**What you have to do:** Please repeat all of the listing exactly.

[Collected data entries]

* * *

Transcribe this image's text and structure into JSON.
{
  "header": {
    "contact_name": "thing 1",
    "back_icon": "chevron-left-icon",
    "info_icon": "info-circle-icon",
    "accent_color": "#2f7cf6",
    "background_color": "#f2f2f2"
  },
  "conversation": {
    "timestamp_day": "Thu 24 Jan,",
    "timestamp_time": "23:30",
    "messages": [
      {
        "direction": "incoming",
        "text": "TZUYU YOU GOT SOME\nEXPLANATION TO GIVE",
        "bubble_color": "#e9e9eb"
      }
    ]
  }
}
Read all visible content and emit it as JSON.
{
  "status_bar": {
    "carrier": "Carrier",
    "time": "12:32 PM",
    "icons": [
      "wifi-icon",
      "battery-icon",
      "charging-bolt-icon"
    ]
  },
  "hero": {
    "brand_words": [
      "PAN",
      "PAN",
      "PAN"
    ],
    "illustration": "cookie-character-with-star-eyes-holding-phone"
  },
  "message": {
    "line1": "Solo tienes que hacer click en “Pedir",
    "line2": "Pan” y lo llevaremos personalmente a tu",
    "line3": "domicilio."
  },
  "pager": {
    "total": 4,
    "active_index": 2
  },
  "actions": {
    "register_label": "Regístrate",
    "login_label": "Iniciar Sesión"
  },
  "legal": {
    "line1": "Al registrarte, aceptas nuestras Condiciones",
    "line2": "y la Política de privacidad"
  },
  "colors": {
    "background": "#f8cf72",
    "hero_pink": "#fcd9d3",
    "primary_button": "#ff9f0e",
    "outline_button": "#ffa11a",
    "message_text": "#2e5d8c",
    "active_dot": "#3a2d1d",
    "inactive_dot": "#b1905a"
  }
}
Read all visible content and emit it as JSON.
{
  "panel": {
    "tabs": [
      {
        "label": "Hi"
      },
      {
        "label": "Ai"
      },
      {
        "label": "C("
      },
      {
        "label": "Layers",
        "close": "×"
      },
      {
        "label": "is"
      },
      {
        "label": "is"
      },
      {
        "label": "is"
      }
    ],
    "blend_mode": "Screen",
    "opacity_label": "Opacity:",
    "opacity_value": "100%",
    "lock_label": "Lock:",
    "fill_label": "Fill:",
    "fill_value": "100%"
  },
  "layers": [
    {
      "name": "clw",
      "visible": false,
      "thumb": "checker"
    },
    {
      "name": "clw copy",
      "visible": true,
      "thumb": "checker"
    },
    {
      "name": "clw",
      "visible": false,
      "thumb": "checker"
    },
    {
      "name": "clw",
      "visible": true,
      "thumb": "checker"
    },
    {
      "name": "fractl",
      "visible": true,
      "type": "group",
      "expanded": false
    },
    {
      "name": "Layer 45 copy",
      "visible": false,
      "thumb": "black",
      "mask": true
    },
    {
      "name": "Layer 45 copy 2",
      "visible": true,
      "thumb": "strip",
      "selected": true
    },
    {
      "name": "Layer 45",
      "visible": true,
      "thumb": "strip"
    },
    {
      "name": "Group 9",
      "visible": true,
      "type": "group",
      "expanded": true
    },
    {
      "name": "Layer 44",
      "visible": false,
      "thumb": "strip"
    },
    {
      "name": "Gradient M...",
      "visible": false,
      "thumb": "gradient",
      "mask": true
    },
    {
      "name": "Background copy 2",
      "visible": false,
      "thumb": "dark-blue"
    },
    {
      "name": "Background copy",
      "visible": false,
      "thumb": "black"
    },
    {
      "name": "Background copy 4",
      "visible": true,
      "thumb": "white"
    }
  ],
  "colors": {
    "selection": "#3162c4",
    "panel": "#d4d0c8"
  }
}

* * *

**Task answer:**
Transcribe this image's text and structure into JSON.
{
  "header": {
    "contact_name": "thing 1",
    "back_icon": "chevron-left-icon",
    "info_icon": "info-circle-icon",
    "accent_color": "#2f7cf6",
    "background_color": "#f2f2f2"
  },
  "conversation": {
    "timestamp_day": "Thu 24 Jan,",
    "timestamp_time": "23:30",
    "messages": [
      {
        "direction": "incoming",
        "text": "TZUYU YOU GOT SOME\nEXPLANATION TO GIVE",
        "bubble_color": "#e9e9eb"
      }
    ]
  }
}
Read all visible content and emit it as JSON.
{
  "status_bar": {
    "carrier": "Carrier",
    "time": "12:32 PM",
    "icons": [
      "wifi-icon",
      "battery-icon",
      "charging-bolt-icon"
    ]
  },
  "hero": {
    "brand_words": [
      "PAN",
      "PAN",
      "PAN"
    ],
    "illustration": "cookie-character-with-star-eyes-holding-phone"
  },
  "message": {
    "line1": "Solo tienes que hacer click en “Pedir",
    "line2": "Pan” y lo llevaremos personalmente a tu",
    "line3": "domicilio."
  },
  "pager": {
    "total": 4,
    "active_index": 2
  },
  "actions": {
    "register_label": "Regístrate",
    "login_label": "Iniciar Sesión"
  },
  "legal": {
    "line1": "Al registrarte, aceptas nuestras Condiciones",
    "line2": "y la Política de privacidad"
  },
  "colors": {
    "background": "#f8cf72",
    "hero_pink": "#fcd9d3",
    "primary_button": "#ff9f0e",
    "outline_button": "#ffa11a",
    "message_text": "#2e5d8c",
    "active_dot": "#3a2d1d",
    "inactive_dot": "#b1905a"
  }
}
Read all visible content and emit it as JSON.
{
  "panel": {
    "tabs": [
      {
        "label": "Hi"
      },
      {
        "label": "Ai"
      },
      {
        "label": "C("
      },
      {
        "label": "Layers",
        "close": "×"
      },
      {
        "label": "is"
      },
      {
        "label": "is"
      },
      {
        "label": "is"
      }
    ],
    "blend_mode": "Screen",
    "opacity_label": "Opacity:",
    "opacity_value": "100%",
    "lock_label": "Lock:",
    "fill_label": "Fill:",
    "fill_value": "100%"
  },
  "layers": [
    {
      "name": "clw",
      "visible": false,
      "thumb": "checker"
    },
    {
      "name": "clw copy",
      "visible": true,
      "thumb": "checker"
    },
    {
      "name": "clw",
      "visible": false,
      "thumb": "checker"
    },
    {
      "name": "clw",
      "visible": true,
      "thumb": "checker"
    },
    {
      "name": "fractl",
      "visible": true,
      "type": "group",
      "expanded": false
    },
    {
      "name": "Layer 45 copy",
      "visible": false,
      "thumb": "black",
      "mask": true
    },
    {
      "name": "Layer 45 copy 2",
      "visible": true,
      "thumb": "strip",
      "selected": true
    },
    {
      "name": "Layer 45",
      "visible": true,
      "thumb": "strip"
    },
    {
      "name": "Group 9",
      "visible": true,
      "type": "group",
      "expanded": true
    },
    {
      "name": "Layer 44",
      "visible": false,
      "thumb": "strip"
    },
    {
      "name": "Gradient M...",
      "visible": false,
      "thumb": "gradient",
      "mask": true
    },
    {
      "name": "Background copy 2",
      "visible": false,
      "thumb": "dark-blue"
    },
    {
      "name": "Background copy",
      "visible": false,
      "thumb": "black"
    },
    {
      "name": "Background copy 4",
      "visible": true,
      "thumb": "white"
    }
  ],
  "colors": {
    "selection": "#3162c4",
    "panel": "#d4d0c8"
  }
}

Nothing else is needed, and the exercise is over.